** begin INPUT **

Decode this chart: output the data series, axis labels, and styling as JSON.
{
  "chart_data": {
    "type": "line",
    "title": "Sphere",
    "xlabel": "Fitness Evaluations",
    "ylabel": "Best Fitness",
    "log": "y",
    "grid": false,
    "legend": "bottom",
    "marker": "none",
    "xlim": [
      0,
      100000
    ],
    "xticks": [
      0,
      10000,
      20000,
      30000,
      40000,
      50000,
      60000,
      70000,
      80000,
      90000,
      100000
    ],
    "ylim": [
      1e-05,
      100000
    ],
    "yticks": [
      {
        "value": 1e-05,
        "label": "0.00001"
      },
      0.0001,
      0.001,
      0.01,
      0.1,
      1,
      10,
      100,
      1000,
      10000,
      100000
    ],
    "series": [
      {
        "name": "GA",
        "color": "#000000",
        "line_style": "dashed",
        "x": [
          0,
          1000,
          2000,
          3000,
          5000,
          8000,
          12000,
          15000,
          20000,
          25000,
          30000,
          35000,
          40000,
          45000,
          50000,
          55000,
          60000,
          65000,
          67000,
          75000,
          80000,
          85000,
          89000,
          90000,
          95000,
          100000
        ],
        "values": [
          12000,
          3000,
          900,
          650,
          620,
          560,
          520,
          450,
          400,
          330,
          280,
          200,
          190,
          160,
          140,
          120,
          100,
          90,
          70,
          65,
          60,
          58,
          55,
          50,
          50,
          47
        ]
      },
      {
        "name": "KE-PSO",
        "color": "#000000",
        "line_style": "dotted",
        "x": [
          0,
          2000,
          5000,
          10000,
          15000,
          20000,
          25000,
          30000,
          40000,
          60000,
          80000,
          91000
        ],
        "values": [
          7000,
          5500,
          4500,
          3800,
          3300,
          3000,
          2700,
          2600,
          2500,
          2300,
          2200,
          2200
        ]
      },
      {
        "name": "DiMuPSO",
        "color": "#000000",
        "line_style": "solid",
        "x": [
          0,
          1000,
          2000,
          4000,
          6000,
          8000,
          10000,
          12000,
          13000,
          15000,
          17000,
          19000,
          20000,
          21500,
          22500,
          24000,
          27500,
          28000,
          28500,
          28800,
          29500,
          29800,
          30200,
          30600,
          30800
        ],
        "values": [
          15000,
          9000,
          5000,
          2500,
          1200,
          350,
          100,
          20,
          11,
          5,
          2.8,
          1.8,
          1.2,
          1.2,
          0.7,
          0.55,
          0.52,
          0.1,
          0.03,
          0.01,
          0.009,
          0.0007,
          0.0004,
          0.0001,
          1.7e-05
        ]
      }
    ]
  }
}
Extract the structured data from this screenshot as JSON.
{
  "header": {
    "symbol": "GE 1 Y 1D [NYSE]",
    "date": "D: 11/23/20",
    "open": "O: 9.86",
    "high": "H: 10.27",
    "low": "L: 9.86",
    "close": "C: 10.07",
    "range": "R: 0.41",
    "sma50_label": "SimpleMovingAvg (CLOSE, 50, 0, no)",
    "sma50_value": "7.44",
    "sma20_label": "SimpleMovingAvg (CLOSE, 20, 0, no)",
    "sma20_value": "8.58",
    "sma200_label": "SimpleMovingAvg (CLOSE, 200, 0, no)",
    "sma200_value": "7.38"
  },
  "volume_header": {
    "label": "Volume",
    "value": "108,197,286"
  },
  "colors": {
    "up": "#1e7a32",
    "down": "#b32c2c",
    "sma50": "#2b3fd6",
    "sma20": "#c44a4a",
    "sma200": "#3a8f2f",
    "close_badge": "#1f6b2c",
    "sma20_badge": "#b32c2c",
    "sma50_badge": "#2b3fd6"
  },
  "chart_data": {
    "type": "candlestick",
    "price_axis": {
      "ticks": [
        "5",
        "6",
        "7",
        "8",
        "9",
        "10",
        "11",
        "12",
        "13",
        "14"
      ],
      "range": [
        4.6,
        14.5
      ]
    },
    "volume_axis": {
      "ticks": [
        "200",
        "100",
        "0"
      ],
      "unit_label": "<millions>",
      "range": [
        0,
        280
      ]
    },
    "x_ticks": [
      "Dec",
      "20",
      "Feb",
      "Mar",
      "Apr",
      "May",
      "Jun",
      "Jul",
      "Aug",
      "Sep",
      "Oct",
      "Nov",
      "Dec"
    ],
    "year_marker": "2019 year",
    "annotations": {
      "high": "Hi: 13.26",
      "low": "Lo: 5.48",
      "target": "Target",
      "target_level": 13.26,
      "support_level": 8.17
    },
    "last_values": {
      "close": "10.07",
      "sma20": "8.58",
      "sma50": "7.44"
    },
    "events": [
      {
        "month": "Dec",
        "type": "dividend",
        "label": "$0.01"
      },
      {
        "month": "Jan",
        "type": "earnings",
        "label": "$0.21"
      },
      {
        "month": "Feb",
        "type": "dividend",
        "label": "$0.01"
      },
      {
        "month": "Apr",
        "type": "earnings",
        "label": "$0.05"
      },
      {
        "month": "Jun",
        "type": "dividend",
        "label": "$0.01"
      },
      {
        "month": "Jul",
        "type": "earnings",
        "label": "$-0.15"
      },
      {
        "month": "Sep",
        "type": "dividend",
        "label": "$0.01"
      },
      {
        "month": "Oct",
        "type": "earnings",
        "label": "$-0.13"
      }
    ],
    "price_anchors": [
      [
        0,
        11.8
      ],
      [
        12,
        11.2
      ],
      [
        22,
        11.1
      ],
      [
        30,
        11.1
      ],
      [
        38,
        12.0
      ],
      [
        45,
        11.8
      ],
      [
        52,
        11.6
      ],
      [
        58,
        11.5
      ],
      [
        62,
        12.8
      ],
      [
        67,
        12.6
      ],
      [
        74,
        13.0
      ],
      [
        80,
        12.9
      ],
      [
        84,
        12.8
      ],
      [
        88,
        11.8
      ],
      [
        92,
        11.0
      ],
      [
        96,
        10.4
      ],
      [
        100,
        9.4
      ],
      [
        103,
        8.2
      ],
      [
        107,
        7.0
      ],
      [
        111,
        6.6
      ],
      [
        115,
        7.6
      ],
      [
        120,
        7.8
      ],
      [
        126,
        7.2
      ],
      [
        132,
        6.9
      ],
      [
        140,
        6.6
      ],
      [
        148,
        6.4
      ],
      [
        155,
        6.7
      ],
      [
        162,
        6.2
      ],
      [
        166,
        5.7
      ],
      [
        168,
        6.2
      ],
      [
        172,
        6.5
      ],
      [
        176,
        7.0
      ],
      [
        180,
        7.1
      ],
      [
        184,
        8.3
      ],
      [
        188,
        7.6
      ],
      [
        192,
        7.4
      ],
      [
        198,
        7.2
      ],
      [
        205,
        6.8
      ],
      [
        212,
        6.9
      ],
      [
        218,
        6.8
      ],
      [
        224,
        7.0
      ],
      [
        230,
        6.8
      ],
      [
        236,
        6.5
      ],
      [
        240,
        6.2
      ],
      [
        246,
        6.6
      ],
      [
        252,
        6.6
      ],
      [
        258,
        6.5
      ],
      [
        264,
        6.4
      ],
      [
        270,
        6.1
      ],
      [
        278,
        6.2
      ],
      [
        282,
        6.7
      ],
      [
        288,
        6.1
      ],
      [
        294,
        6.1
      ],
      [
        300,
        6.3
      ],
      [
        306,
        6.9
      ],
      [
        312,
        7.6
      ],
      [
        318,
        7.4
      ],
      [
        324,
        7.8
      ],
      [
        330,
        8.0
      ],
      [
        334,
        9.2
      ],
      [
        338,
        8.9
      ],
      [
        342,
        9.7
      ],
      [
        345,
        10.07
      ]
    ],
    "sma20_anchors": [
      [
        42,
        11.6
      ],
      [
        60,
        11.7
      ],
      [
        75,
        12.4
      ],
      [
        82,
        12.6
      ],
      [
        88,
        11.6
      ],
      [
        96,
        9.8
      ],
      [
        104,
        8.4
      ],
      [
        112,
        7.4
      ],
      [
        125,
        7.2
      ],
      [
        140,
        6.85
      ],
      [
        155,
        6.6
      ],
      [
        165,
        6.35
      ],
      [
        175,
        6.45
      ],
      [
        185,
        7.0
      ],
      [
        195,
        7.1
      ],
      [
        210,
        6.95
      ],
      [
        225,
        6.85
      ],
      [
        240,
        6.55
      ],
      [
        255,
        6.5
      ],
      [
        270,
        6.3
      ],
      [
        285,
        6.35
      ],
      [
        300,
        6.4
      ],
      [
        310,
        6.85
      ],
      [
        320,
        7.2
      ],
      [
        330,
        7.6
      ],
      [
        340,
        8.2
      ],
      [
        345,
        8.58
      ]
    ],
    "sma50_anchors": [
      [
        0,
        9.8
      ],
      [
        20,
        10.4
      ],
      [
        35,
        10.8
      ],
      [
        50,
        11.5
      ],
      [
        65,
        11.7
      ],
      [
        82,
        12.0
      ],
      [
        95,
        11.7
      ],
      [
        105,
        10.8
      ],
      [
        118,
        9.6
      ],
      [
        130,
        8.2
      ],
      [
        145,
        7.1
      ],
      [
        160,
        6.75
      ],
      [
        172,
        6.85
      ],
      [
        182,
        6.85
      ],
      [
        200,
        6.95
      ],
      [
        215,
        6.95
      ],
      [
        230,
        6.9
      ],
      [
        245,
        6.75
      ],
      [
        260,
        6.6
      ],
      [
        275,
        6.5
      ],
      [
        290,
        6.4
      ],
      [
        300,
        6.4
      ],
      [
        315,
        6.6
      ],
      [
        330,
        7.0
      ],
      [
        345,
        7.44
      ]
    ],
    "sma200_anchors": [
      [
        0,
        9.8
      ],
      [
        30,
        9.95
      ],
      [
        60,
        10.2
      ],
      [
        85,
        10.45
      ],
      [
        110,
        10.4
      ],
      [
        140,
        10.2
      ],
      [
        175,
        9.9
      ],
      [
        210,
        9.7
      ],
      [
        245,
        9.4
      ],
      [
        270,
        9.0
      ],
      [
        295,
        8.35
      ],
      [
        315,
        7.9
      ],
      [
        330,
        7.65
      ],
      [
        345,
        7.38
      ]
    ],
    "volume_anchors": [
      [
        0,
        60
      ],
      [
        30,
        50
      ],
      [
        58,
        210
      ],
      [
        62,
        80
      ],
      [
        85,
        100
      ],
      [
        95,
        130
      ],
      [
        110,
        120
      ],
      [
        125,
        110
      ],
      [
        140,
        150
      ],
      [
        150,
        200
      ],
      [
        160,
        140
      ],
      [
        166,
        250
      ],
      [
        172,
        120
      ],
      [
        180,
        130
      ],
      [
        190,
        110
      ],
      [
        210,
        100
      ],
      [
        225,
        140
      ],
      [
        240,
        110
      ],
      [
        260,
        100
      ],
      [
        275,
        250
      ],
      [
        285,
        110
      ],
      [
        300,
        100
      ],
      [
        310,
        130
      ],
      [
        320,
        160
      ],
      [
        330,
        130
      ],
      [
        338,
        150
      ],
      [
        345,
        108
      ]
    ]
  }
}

** end INPUT **

STATED GOAL
Search the material above for "this". Pull out each line where it shows up.

CORRECT RESPONSE
Decode this chart: output the data series, axis labels, and styling as JSON.
Extract the structured data from this screenshot as JSON.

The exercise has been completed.